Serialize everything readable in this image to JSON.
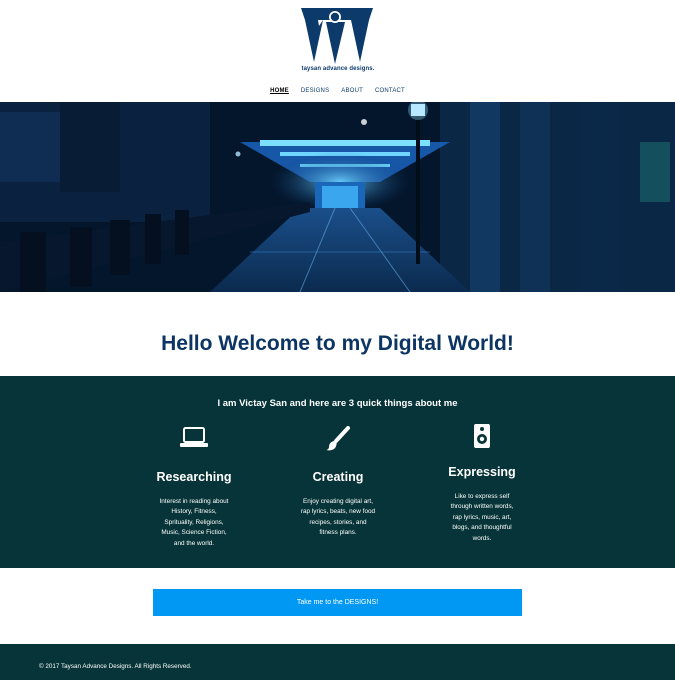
{
  "header": {
    "logo_text": "taysan advance designs.",
    "nav": [
      {
        "label": "HOME",
        "active": true
      },
      {
        "label": "DESIGNS",
        "active": false
      },
      {
        "label": "ABOUT",
        "active": false
      },
      {
        "label": "CONTACT",
        "active": false
      }
    ]
  },
  "welcome": {
    "title": "Hello Welcome to my Digital World!"
  },
  "about": {
    "intro": "I am Victay San and here are 3 quick things about me",
    "features": [
      {
        "icon": "laptop-icon",
        "title": "Researching",
        "text_lines": [
          "Interest in reading about",
          "History, Fitness,",
          "Sprituality, Religions,",
          "Music, Science Fiction,",
          "and the world."
        ]
      },
      {
        "icon": "paintbrush-icon",
        "title": "Creating",
        "text_lines": [
          "Enjoy creating digital art,",
          "rap lyrics, beats, new food",
          "recipes, stories, and",
          "fitness plans."
        ]
      },
      {
        "icon": "speaker-icon",
        "title": "Expressing",
        "text_lines": [
          "Like to express self",
          "through written words,",
          "rap lyrics, music, art,",
          "blogs, and thoughtful",
          "words."
        ]
      }
    ]
  },
  "cta": {
    "label": "Take me to the DESIGNS!"
  },
  "footer": {
    "copyright": "© 2017 Taysan Advance Designs. All Rights Reserved."
  },
  "colors": {
    "brand_navy": "#0b3a6b",
    "section_teal": "#073438",
    "cta_blue": "#0098f2"
  }
}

(YOUR OBJECTIVE):
Copy each line above precisely, dropping the pictures.

(THE RESULT):
Serialize everything readable in this image to JSON.
{
  "header": {
    "logo_text": "taysan advance designs.",
    "nav": [
      {
        "label": "HOME",
        "active": true
      },
      {
        "label": "DESIGNS",
        "active": false
      },
      {
        "label": "ABOUT",
        "active": false
      },
      {
        "label": "CONTACT",
        "active": false
      }
    ]
  },
  "welcome": {
    "title": "Hello Welcome to my Digital World!"
  },
  "about": {
    "intro": "I am Victay San and here are 3 quick things about me",
    "features": [
      {
        "icon": "laptop-icon",
        "title": "Researching",
        "text_lines": [
          "Interest in reading about",
          "History, Fitness,",
          "Sprituality, Religions,",
          "Music, Science Fiction,",
          "and the world."
        ]
      },
      {
        "icon": "paintbrush-icon",
        "title": "Creating",
        "text_lines": [
          "Enjoy creating digital art,",
          "rap lyrics, beats, new food",
          "recipes, stories, and",
          "fitness plans."
        ]
      },
      {
        "icon": "speaker-icon",
        "title": "Expressing",
        "text_lines": [
          "Like to express self",
          "through written words,",
          "rap lyrics, music, art,",
          "blogs, and thoughtful",
          "words."
        ]
      }
    ]
  },
  "cta": {
    "label": "Take me to the DESIGNS!"
  },
  "footer": {
    "copyright": "© 2017 Taysan Advance Designs. All Rights Reserved."
  },
  "colors": {
    "brand_navy": "#0b3a6b",
    "section_teal": "#073438",
    "cta_blue": "#0098f2"
  }
}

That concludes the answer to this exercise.